**What is asked:** Repeat the records verbatim and leave the pictures out of your copy.

**Listed entries:**
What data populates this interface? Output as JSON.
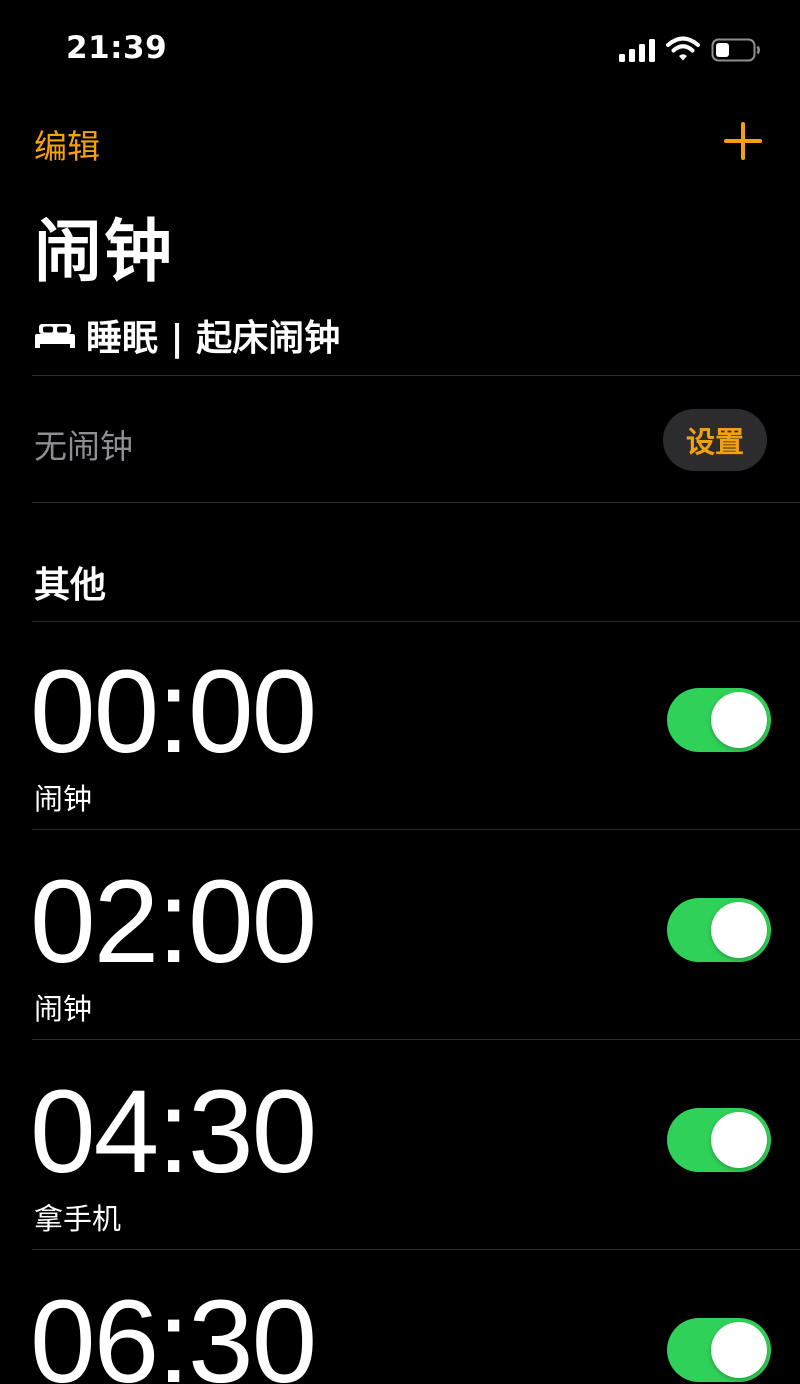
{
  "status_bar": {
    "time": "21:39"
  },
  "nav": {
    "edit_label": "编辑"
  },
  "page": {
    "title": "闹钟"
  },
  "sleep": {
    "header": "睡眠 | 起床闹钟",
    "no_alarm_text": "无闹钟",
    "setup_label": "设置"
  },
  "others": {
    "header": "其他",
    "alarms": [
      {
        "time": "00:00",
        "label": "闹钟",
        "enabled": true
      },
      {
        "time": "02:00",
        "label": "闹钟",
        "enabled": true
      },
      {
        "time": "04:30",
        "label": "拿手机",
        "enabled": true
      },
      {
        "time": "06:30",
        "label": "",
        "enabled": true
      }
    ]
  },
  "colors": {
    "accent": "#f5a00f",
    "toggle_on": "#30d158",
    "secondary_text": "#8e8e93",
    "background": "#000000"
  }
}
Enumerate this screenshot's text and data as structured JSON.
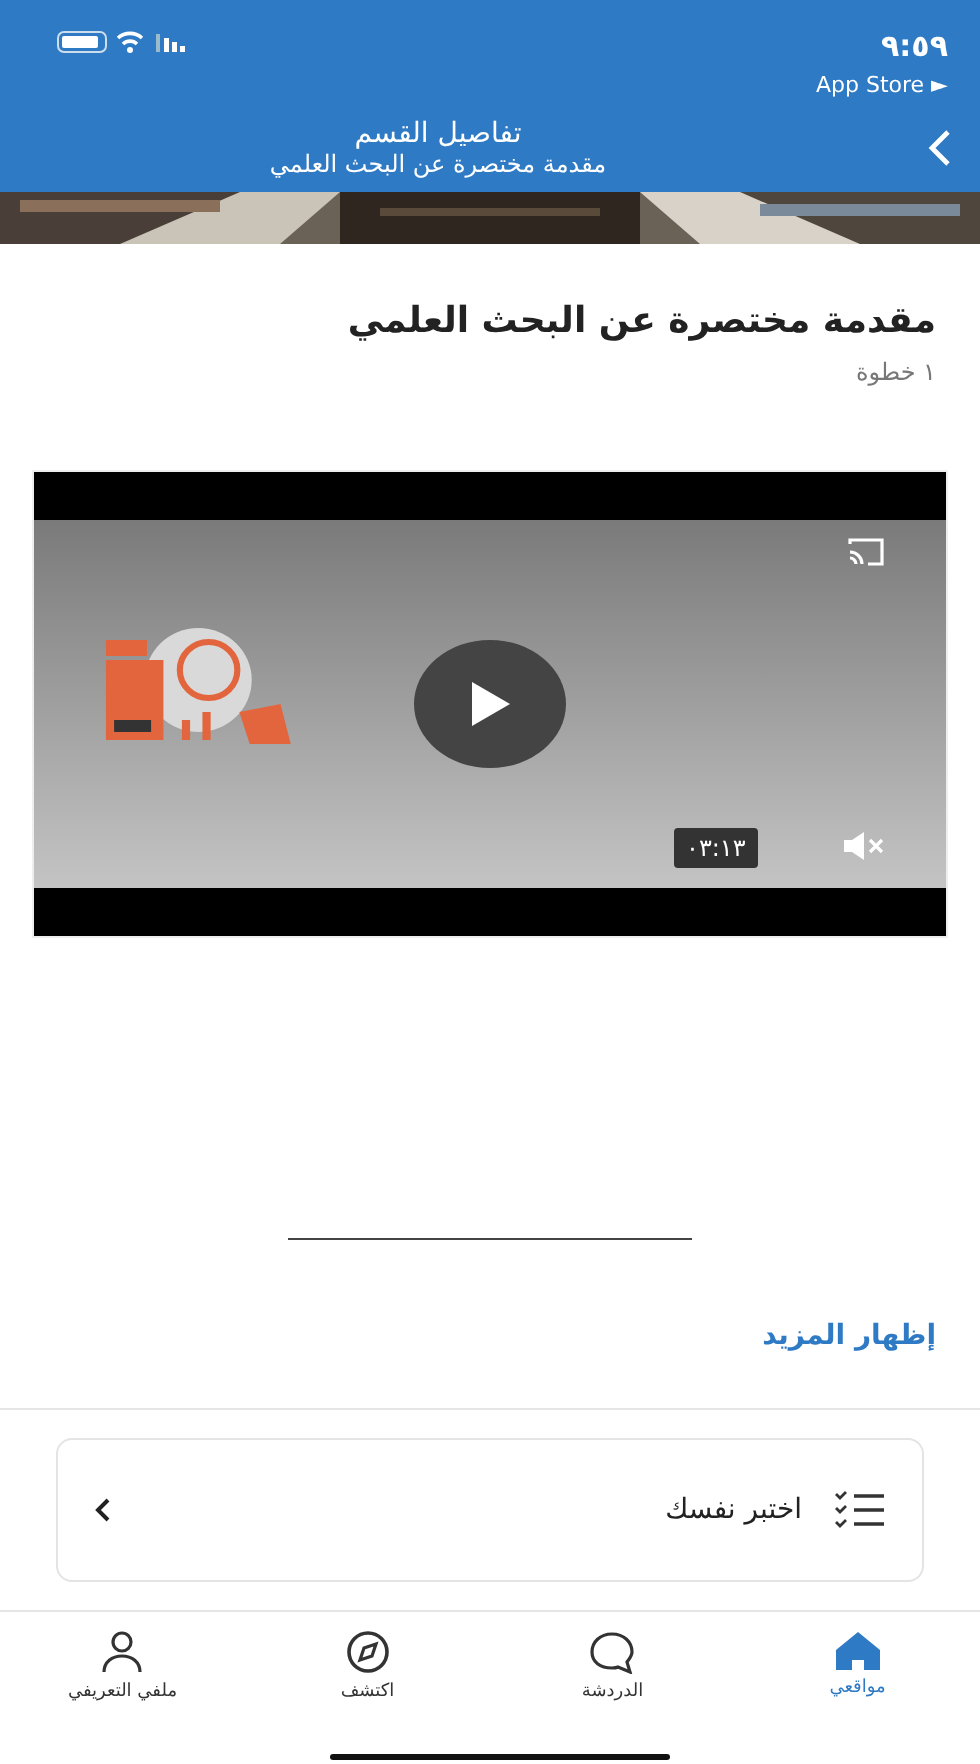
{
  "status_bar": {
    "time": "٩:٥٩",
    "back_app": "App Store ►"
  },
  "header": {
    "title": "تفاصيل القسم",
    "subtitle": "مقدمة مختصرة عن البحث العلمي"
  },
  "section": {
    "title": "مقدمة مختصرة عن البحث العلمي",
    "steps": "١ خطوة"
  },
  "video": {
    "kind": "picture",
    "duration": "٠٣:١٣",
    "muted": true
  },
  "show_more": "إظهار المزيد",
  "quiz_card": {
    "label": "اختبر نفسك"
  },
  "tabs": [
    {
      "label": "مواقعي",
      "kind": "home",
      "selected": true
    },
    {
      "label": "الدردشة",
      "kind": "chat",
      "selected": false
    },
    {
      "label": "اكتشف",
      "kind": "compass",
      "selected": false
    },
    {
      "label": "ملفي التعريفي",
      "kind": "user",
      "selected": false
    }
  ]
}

**Complete output:**
What data populates this interface? Output as JSON.
{
  "status_bar": {
    "time": "21:39"
  },
  "nav": {
    "edit_label": "编辑"
  },
  "page": {
    "title": "闹钟"
  },
  "sleep": {
    "header": "睡眠 | 起床闹钟",
    "no_alarm_text": "无闹钟",
    "setup_label": "设置"
  },
  "others": {
    "header": "其他",
    "alarms": [
      {
        "time": "00:00",
        "label": "闹钟",
        "enabled": true
      },
      {
        "time": "02:00",
        "label": "闹钟",
        "enabled": true
      },
      {
        "time": "04:30",
        "label": "拿手机",
        "enabled": true
      },
      {
        "time": "06:30",
        "label": "",
        "enabled": true
      }
    ]
  },
  "colors": {
    "accent": "#f5a00f",
    "toggle_on": "#30d158",
    "secondary_text": "#8e8e93",
    "background": "#000000"
  }
}
Enumerate this screenshot's text and data as structured JSON.
{
  "status_bar": {
    "time": "٩:٥٩",
    "back_app": "App Store ►"
  },
  "header": {
    "title": "تفاصيل القسم",
    "subtitle": "مقدمة مختصرة عن البحث العلمي"
  },
  "section": {
    "title": "مقدمة مختصرة عن البحث العلمي",
    "steps": "١ خطوة"
  },
  "video": {
    "kind": "picture",
    "duration": "٠٣:١٣",
    "muted": true
  },
  "show_more": "إظهار المزيد",
  "quiz_card": {
    "label": "اختبر نفسك"
  },
  "tabs": [
    {
      "label": "مواقعي",
      "kind": "home",
      "selected": true
    },
    {
      "label": "الدردشة",
      "kind": "chat",
      "selected": false
    },
    {
      "label": "اكتشف",
      "kind": "compass",
      "selected": false
    },
    {
      "label": "ملفي التعريفي",
      "kind": "user",
      "selected": false
    }
  ]
}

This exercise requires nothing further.